Written request ::
Comb the records below for the string "правовых" and copy each line where it turns up.

Material provided ::
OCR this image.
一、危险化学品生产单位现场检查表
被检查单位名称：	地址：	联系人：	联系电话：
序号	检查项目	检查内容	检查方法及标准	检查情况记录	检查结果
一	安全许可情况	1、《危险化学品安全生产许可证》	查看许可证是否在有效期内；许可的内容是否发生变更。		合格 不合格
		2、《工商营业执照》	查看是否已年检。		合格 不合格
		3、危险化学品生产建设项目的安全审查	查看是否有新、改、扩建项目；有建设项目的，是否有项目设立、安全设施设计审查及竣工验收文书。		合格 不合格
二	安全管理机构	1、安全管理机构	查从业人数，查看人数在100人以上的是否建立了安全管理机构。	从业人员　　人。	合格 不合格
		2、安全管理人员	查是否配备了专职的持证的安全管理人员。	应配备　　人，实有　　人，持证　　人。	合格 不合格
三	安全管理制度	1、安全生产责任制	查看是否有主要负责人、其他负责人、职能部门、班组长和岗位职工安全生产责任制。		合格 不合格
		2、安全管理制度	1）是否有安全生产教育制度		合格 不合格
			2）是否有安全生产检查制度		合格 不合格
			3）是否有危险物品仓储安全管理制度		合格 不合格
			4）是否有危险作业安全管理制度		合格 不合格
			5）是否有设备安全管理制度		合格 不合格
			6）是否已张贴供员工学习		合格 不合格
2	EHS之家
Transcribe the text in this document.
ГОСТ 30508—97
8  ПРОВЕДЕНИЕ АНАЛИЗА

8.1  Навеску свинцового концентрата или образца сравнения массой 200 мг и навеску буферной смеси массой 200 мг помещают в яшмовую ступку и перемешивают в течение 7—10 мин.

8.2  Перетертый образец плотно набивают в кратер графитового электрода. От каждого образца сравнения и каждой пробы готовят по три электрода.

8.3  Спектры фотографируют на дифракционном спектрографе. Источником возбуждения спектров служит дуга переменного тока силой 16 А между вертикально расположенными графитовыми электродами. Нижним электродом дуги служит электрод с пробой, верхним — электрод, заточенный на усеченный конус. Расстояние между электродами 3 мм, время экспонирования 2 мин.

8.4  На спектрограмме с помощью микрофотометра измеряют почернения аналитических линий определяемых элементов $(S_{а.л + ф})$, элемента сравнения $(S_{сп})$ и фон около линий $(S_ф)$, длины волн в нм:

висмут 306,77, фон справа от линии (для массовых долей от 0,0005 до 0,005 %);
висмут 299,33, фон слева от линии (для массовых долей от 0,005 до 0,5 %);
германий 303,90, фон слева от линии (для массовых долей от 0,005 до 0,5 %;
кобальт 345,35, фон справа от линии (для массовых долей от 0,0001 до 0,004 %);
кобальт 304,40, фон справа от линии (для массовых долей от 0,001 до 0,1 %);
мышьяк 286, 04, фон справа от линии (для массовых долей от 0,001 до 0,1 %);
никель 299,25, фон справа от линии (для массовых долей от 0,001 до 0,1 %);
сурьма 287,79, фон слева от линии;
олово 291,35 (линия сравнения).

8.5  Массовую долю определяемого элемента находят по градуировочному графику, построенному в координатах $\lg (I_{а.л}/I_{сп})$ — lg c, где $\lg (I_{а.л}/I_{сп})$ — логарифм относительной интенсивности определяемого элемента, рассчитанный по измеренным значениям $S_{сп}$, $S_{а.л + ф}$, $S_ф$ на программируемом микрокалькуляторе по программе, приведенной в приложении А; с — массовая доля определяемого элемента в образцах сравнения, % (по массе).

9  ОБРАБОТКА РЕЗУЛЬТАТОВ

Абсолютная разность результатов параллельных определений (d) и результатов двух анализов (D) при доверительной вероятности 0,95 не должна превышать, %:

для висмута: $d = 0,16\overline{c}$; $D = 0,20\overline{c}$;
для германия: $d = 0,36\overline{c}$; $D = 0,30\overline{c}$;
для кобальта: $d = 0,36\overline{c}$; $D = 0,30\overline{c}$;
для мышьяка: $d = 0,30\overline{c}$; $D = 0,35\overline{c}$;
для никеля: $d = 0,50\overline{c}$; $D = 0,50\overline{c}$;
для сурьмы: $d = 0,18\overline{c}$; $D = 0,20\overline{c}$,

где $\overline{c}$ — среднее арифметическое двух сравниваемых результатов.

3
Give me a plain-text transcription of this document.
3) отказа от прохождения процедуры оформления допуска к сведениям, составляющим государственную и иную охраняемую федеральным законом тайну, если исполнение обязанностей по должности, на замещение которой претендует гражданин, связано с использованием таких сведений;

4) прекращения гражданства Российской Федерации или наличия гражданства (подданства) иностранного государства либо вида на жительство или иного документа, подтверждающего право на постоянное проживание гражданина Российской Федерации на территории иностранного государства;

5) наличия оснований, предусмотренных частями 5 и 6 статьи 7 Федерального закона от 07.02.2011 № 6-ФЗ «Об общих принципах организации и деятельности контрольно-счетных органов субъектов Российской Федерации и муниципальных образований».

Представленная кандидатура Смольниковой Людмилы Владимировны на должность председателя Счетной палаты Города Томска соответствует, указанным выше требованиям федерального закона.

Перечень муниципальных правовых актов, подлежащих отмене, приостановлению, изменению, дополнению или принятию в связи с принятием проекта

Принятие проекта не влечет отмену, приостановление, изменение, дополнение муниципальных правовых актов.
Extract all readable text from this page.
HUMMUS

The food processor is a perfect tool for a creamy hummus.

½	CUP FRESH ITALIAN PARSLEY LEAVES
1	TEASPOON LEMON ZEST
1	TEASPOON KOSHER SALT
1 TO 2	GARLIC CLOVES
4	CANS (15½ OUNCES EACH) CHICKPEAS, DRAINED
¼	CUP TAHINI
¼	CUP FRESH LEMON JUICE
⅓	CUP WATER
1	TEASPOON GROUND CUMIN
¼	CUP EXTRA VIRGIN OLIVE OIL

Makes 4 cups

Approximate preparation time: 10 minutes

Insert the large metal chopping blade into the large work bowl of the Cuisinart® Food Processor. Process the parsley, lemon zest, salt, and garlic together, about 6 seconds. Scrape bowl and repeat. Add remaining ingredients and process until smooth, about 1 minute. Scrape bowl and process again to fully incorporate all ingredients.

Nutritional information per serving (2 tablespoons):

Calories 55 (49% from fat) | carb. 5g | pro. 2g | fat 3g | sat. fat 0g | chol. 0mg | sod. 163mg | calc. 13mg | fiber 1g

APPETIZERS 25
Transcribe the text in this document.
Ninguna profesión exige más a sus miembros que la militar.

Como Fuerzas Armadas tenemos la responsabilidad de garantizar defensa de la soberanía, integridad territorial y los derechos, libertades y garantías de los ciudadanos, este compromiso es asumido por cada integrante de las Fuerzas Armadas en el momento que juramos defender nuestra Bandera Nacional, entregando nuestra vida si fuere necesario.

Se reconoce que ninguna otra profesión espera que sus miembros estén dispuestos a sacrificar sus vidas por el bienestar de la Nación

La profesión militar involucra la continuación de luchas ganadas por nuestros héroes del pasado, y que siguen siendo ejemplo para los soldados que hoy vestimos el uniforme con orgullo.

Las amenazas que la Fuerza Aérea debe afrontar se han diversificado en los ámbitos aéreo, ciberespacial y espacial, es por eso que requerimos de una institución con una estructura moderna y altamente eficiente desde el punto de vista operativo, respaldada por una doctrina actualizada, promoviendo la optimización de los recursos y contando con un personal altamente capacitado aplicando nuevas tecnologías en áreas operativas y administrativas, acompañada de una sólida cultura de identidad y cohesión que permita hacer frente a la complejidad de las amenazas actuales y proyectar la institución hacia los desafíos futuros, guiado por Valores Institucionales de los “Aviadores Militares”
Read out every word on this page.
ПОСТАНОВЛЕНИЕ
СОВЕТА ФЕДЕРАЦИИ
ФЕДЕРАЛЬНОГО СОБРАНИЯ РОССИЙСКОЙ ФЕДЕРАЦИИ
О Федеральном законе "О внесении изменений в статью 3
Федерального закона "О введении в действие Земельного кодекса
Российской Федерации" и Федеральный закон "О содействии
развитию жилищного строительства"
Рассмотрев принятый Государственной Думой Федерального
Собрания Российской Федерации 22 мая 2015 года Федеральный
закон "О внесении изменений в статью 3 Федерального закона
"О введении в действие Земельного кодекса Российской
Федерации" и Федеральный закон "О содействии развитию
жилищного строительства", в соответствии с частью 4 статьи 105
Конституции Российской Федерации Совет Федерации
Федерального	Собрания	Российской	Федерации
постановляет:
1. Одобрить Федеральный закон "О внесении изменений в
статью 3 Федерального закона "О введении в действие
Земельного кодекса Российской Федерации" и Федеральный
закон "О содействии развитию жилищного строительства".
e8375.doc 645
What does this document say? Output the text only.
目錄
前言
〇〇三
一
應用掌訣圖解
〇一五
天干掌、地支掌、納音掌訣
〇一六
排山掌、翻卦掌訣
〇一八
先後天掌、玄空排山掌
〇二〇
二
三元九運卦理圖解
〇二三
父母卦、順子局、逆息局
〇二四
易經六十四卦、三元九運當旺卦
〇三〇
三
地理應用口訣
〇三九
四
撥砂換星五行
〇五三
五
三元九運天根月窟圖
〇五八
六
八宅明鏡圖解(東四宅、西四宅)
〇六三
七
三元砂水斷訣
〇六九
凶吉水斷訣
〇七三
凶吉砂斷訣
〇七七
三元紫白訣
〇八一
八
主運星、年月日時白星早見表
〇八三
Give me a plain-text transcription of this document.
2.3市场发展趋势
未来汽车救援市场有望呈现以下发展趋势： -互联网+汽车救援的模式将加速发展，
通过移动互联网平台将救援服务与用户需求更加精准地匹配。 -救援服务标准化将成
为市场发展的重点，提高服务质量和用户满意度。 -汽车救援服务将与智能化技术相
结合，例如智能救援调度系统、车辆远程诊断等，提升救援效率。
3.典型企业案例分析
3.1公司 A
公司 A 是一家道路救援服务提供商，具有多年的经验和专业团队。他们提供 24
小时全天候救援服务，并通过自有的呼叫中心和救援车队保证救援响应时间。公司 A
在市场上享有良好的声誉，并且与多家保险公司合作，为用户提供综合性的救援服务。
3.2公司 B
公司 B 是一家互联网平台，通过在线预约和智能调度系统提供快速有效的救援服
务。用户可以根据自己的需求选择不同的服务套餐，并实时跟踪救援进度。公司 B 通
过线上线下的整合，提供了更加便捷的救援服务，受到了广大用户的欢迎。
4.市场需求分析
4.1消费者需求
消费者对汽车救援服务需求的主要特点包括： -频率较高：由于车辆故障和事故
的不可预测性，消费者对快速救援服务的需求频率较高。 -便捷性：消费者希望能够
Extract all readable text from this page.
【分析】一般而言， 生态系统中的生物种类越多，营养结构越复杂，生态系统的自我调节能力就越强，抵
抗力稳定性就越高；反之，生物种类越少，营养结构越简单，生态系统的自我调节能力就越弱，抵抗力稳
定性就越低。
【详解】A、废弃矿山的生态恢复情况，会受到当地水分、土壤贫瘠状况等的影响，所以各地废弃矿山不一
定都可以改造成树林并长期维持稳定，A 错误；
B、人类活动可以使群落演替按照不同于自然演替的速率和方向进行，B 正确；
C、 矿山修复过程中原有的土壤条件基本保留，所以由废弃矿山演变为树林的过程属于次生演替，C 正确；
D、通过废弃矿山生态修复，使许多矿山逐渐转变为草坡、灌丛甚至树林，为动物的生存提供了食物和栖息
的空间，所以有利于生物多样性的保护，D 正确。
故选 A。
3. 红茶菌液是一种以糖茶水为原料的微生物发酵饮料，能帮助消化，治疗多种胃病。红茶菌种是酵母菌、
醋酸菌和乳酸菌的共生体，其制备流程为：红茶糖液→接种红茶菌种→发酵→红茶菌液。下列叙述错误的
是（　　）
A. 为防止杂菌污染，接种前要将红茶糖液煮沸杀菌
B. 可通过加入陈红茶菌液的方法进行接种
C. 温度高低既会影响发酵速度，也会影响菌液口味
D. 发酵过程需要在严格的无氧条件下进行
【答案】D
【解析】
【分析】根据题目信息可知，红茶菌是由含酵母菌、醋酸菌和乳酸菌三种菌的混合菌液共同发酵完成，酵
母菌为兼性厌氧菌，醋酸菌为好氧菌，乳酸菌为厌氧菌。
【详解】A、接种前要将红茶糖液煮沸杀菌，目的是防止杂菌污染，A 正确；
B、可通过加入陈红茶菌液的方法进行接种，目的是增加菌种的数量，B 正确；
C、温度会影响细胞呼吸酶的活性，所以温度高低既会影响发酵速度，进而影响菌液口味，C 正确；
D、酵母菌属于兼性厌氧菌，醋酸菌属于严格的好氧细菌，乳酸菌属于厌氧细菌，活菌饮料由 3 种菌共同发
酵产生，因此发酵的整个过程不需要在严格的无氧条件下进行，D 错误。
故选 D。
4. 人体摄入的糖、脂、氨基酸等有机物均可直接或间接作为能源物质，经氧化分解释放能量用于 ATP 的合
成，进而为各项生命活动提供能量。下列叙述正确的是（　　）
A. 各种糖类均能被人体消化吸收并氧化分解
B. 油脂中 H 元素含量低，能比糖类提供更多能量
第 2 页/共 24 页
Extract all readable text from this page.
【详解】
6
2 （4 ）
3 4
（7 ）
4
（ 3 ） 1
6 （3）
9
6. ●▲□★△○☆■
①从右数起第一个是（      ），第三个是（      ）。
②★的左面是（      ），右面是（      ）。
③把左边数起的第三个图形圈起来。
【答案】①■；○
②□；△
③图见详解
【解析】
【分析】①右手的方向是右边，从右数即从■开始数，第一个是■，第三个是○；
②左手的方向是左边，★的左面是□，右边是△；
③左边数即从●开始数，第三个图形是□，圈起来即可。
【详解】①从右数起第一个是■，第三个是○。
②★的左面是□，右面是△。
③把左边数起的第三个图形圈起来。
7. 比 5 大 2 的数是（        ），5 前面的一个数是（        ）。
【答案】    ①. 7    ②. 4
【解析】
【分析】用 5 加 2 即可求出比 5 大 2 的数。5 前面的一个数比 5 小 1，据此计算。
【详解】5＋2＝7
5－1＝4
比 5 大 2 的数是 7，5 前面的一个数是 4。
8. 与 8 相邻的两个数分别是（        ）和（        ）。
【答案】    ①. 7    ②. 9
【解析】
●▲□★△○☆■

Solved exercise ::
Перечень муниципальных правовых актов, подлежащих отмене, приостановлению, изменению, дополнению или принятию в связи с принятием проекта
Принятие проекта не влечет отмену, приостановление, изменение, дополнение муниципальных правовых актов.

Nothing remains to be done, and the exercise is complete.